▶ What you will do
Locate every line in the records below that contains the word "JAPAN", and copy each one.

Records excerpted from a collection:

»»

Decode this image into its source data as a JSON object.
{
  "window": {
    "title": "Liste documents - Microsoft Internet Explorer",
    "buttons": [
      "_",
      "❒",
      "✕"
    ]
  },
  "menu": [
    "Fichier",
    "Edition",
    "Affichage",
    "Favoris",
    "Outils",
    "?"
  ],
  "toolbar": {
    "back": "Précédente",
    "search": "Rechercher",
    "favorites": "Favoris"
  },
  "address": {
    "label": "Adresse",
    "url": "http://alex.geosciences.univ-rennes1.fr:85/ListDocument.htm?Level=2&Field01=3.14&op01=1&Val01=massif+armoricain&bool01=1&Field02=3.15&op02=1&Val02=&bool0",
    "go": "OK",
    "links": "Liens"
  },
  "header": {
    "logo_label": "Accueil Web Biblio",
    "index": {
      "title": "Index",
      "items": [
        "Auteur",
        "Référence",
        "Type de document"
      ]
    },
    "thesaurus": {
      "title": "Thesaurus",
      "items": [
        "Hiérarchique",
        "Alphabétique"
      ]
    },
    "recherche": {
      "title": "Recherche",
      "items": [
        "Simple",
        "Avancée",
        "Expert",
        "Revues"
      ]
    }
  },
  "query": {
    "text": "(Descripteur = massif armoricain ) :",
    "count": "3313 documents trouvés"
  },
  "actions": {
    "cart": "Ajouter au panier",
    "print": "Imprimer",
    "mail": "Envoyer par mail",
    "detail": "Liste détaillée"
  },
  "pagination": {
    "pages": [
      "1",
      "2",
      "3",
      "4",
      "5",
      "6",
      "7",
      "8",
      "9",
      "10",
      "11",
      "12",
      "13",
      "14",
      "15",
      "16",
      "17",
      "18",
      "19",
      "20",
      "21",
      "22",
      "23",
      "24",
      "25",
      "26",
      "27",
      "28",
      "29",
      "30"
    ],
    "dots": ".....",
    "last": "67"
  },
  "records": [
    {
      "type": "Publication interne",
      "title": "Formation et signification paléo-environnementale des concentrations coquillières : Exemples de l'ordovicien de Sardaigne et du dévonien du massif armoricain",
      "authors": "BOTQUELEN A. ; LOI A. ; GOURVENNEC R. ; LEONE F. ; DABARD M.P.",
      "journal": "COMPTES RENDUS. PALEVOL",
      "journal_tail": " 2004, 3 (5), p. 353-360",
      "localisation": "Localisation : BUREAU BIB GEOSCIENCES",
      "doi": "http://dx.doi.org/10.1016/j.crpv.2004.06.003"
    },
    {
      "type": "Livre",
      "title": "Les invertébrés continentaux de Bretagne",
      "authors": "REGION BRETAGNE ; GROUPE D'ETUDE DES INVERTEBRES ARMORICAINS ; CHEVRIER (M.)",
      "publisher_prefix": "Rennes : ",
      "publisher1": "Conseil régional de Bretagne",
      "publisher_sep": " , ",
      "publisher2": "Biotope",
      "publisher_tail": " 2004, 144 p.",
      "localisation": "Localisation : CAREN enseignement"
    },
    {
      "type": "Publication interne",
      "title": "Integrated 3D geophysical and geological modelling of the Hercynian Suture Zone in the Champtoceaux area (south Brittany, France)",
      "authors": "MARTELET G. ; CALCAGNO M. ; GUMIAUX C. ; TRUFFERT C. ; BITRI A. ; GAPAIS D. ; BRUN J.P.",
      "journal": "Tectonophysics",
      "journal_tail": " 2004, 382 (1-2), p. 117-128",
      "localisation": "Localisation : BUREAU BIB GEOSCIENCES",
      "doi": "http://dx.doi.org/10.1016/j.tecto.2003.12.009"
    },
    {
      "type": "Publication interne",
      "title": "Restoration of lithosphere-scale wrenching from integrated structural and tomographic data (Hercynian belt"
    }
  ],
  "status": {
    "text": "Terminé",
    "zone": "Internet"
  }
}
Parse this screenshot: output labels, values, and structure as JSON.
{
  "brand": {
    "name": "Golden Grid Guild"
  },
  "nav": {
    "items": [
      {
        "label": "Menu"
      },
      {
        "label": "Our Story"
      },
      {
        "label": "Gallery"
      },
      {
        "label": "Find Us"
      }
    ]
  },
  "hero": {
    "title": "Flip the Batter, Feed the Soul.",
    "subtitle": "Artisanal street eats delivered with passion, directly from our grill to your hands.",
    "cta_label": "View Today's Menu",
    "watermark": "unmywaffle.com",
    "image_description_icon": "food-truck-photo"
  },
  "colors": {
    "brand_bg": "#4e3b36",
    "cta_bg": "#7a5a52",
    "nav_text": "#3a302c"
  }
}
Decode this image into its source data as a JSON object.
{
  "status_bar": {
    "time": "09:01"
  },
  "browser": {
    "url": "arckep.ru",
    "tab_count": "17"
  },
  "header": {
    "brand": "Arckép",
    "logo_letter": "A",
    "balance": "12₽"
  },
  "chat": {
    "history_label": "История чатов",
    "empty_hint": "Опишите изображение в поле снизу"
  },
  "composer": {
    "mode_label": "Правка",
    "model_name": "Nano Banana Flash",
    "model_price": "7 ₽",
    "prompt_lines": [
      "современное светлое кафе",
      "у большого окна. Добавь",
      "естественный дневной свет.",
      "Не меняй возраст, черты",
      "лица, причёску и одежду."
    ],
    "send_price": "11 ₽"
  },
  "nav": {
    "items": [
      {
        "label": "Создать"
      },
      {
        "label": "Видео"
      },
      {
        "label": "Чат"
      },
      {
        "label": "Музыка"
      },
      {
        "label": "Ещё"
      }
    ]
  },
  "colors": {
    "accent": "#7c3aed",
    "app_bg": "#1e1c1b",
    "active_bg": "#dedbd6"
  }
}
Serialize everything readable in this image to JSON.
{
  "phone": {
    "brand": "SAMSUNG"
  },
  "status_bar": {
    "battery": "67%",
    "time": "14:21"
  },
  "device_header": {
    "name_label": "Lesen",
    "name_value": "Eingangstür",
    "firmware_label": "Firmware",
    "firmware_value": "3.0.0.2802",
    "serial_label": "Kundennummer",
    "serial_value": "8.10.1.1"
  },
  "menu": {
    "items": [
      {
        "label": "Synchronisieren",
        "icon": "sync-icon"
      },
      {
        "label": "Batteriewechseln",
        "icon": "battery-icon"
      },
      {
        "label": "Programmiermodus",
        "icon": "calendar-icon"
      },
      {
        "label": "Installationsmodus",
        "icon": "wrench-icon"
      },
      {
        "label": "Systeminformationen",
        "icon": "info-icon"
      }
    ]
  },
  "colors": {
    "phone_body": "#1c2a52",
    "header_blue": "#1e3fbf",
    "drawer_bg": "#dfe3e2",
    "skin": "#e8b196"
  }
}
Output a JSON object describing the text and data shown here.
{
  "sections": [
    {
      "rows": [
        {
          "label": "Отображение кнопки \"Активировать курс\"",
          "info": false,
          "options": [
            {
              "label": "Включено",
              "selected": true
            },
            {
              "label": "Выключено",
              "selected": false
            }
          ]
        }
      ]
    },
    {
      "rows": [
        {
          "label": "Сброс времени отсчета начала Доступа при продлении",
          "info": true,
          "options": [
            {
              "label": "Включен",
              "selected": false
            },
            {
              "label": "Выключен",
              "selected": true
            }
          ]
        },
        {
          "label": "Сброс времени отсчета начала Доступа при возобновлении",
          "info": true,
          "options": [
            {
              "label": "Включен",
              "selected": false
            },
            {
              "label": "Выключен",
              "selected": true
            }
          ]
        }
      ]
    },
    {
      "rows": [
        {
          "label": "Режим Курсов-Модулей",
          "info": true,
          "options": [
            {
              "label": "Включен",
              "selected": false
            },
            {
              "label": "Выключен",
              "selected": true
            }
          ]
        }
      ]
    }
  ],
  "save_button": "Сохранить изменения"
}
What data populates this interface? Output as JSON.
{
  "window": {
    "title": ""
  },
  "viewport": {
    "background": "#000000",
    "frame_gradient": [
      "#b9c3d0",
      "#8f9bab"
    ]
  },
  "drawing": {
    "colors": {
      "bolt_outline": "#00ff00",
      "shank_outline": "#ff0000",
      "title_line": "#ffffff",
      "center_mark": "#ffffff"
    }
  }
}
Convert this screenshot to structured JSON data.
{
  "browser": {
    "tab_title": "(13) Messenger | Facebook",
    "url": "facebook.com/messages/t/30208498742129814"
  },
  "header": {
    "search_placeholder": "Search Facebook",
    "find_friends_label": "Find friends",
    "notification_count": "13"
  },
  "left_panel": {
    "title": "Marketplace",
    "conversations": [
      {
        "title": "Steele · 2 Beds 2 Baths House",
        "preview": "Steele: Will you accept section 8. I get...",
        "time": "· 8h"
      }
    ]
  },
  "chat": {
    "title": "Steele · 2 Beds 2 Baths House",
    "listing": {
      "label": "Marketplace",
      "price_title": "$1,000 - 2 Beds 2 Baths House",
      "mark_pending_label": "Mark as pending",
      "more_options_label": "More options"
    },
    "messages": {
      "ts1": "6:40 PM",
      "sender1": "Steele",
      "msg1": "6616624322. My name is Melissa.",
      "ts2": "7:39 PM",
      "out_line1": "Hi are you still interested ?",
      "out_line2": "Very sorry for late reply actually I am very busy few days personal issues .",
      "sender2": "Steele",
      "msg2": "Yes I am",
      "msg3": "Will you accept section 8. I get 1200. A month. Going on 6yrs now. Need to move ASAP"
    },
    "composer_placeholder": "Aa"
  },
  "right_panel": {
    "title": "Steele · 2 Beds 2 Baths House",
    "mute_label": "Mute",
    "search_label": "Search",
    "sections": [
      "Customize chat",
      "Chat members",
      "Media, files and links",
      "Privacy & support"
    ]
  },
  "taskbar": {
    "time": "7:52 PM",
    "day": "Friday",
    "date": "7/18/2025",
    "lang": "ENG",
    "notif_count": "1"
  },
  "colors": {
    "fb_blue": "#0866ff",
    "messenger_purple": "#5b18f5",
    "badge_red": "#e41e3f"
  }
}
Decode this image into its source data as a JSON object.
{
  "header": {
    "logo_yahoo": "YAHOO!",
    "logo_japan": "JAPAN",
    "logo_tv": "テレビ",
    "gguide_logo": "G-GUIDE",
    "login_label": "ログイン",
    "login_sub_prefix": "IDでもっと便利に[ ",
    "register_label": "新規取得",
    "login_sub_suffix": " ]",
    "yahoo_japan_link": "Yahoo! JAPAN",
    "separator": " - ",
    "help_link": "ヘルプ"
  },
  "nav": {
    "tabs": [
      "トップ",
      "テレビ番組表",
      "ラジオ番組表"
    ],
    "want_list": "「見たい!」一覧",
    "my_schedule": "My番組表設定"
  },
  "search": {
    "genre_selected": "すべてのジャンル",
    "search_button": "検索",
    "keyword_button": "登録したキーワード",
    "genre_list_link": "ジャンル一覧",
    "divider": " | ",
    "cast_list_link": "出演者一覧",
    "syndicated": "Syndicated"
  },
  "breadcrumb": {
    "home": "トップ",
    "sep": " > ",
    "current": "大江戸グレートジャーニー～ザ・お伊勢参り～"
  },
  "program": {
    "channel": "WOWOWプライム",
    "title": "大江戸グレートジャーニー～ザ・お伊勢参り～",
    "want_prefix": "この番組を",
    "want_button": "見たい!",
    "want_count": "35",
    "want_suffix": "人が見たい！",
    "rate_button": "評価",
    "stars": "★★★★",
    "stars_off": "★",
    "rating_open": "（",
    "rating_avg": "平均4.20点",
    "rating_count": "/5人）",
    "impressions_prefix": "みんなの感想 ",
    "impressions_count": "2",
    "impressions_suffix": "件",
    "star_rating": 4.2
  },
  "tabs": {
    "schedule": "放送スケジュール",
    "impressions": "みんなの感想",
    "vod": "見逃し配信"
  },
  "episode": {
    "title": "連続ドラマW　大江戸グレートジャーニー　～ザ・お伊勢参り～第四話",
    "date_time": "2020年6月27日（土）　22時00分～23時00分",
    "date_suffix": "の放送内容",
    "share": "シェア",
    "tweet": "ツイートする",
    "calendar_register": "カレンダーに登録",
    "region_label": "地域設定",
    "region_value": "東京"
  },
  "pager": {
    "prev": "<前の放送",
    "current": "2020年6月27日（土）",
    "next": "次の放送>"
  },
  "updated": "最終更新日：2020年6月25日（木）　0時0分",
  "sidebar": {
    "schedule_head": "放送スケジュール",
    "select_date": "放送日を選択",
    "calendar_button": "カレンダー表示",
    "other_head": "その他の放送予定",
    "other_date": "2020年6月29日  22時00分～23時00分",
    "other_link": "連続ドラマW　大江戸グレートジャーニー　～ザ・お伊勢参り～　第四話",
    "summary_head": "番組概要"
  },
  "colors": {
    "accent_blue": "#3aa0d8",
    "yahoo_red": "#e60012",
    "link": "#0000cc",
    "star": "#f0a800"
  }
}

««

▶ The output
    "logo_japan": "JAPAN",
    "yahoo_japan_link": "Yahoo! JAPAN",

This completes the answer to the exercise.